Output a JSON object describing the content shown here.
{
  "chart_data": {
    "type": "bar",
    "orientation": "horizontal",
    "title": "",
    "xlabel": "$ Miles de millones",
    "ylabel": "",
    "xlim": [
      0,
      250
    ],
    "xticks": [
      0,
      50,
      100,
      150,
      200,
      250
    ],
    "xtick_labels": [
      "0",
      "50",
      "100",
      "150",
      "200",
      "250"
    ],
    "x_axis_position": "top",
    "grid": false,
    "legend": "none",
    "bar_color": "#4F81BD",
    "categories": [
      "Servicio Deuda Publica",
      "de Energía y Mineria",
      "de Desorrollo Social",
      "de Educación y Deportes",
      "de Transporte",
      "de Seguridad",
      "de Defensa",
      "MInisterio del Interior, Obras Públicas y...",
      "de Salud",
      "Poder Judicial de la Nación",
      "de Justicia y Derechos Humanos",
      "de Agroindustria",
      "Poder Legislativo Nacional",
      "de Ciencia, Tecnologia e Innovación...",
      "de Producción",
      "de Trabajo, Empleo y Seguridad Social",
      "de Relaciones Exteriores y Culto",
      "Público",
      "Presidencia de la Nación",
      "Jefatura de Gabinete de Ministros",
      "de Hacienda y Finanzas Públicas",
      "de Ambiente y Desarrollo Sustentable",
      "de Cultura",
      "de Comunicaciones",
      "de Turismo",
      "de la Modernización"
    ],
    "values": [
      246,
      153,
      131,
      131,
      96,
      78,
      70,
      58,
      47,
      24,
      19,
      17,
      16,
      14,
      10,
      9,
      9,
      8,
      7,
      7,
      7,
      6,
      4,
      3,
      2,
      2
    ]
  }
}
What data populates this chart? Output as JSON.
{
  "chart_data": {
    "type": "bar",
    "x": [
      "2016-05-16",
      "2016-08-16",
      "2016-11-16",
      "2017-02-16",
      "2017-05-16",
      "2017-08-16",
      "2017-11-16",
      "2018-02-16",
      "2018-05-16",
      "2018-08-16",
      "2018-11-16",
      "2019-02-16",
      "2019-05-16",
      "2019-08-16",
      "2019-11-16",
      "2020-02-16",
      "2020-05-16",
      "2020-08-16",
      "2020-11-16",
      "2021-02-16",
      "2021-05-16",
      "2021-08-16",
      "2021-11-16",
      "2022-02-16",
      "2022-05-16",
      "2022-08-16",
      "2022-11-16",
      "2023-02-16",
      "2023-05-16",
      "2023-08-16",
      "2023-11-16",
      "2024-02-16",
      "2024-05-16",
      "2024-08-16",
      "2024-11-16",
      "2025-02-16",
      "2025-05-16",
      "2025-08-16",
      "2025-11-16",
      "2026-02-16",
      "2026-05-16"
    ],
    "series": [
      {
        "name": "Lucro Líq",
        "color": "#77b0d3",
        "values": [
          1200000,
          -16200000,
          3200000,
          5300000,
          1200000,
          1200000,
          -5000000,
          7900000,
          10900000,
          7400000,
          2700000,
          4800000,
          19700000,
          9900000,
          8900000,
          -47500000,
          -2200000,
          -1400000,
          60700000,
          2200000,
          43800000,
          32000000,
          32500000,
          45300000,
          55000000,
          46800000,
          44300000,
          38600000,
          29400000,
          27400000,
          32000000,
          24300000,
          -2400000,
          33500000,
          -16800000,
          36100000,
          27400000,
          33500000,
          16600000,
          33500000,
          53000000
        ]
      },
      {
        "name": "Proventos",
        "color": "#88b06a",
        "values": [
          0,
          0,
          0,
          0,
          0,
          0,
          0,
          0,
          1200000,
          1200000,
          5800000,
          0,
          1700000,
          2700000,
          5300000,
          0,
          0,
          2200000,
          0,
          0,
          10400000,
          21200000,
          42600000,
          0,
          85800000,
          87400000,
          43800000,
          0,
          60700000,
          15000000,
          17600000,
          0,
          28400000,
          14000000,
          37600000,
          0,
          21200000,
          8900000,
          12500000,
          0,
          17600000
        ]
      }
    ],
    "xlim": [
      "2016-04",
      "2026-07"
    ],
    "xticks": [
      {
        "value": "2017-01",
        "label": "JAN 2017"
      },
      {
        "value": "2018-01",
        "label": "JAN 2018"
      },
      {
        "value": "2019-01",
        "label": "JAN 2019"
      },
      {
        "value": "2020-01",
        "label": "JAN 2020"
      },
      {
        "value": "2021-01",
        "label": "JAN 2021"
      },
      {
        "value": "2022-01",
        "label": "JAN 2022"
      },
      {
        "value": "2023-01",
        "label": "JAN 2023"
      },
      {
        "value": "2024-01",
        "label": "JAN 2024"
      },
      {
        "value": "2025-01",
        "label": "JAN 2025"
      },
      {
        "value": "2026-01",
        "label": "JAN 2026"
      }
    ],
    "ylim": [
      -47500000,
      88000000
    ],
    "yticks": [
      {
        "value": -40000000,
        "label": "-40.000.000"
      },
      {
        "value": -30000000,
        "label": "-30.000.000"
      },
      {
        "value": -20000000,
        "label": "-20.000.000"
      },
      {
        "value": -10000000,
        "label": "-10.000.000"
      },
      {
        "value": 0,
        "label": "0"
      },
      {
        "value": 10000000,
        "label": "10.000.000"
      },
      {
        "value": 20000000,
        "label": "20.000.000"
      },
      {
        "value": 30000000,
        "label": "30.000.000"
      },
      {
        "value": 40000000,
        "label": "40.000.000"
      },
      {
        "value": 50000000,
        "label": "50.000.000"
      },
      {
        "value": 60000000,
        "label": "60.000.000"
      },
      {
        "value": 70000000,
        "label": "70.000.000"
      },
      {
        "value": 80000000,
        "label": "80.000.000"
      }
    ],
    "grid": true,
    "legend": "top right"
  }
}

● ● ● ● ● ● ●

* _AIM_
Pick out every line above that contains the word "JSON" and copy it.

* _IN RESPONSE_
Output a JSON object describing the content shown here.
What data populates this chart? Output as JSON.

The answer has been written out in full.